**What to work on:** Pull every line containing the word "that" from the records.
☆ ☆ ☆ ☆ ☆
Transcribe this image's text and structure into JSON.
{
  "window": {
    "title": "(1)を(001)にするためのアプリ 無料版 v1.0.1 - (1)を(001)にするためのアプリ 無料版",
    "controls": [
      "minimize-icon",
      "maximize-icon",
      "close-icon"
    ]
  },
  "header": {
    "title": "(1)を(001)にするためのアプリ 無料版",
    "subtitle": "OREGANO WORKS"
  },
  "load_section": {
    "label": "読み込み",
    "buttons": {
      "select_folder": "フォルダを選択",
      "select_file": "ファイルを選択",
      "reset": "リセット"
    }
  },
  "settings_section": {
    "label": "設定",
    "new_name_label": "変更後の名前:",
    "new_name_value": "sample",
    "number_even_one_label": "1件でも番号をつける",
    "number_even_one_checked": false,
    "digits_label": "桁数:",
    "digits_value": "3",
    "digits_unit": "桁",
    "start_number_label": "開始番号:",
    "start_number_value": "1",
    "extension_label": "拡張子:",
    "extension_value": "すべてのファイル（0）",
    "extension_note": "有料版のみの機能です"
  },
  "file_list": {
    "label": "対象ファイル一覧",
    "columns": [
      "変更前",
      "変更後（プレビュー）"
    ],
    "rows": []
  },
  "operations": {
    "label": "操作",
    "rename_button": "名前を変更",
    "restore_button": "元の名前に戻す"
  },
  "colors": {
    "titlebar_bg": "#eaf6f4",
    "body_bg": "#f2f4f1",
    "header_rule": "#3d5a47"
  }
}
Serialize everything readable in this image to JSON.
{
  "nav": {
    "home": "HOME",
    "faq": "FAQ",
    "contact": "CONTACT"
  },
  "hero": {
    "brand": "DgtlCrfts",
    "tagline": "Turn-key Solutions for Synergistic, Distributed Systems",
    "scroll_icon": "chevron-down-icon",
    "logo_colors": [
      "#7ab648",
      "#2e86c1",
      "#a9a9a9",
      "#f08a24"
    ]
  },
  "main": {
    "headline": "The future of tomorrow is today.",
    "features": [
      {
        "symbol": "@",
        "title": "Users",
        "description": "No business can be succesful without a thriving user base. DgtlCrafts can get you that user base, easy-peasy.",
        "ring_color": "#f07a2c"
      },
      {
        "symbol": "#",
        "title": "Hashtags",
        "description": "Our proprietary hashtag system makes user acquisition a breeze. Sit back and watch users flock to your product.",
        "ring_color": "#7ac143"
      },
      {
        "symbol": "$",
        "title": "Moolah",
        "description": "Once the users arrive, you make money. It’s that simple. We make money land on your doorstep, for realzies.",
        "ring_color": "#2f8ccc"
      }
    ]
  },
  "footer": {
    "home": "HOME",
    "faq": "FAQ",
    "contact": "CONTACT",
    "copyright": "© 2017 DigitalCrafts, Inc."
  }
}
☆ ☆ ☆ ☆ ☆
**Answer to the exercise:**
        "description": "No business can be succesful without a thriving user base. DgtlCrafts can get you that user base, easy-peasy.",
        "description": "Once the users arrive, you make money. It’s that simple. We make money land on your doorstep, for realzies.",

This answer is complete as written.